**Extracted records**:
++++++++
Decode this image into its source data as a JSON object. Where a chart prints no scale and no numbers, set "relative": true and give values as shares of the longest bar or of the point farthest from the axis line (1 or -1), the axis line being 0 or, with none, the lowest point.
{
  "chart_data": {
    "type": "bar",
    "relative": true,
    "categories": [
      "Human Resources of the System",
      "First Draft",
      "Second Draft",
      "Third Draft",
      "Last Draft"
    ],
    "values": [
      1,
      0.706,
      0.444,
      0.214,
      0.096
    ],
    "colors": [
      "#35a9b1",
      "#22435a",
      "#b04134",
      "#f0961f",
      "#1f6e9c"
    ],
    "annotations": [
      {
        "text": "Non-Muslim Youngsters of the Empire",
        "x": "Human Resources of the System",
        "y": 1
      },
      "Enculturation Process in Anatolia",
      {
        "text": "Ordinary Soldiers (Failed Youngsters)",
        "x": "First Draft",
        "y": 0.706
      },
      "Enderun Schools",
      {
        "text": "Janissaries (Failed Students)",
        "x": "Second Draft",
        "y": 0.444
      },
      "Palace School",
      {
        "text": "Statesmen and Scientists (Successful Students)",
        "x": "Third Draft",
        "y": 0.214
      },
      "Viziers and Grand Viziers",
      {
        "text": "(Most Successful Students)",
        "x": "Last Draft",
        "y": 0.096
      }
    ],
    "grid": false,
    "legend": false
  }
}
++++++++
**Direction**:
Restate the data above word for word.

**Written reply**:
Decode this image into its source data as a JSON object. Where a chart prints no scale and no numbers, set "relative": true and give values as shares of the longest bar or of the point farthest from the axis line (1 or -1), the axis line being 0 or, with none, the lowest point.
{
  "chart_data": {
    "type": "bar",
    "relative": true,
    "categories": [
      "Human Resources of the System",
      "First Draft",
      "Second Draft",
      "Third Draft",
      "Last Draft"
    ],
    "values": [
      1,
      0.706,
      0.444,
      0.214,
      0.096
    ],
    "colors": [
      "#35a9b1",
      "#22435a",
      "#b04134",
      "#f0961f",
      "#1f6e9c"
    ],
    "annotations": [
      {
        "text": "Non-Muslim Youngsters of the Empire",
        "x": "Human Resources of the System",
        "y": 1
      },
      "Enculturation Process in Anatolia",
      {
        "text": "Ordinary Soldiers (Failed Youngsters)",
        "x": "First Draft",
        "y": 0.706
      },
      "Enderun Schools",
      {
        "text": "Janissaries (Failed Students)",
        "x": "Second Draft",
        "y": 0.444
      },
      "Palace School",
      {
        "text": "Statesmen and Scientists (Successful Students)",
        "x": "Third Draft",
        "y": 0.214
      },
      "Viziers and Grand Viziers",
      {
        "text": "(Most Successful Students)",
        "x": "Last Draft",
        "y": 0.096
      }
    ],
    "grid": false,
    "legend": false
  }
}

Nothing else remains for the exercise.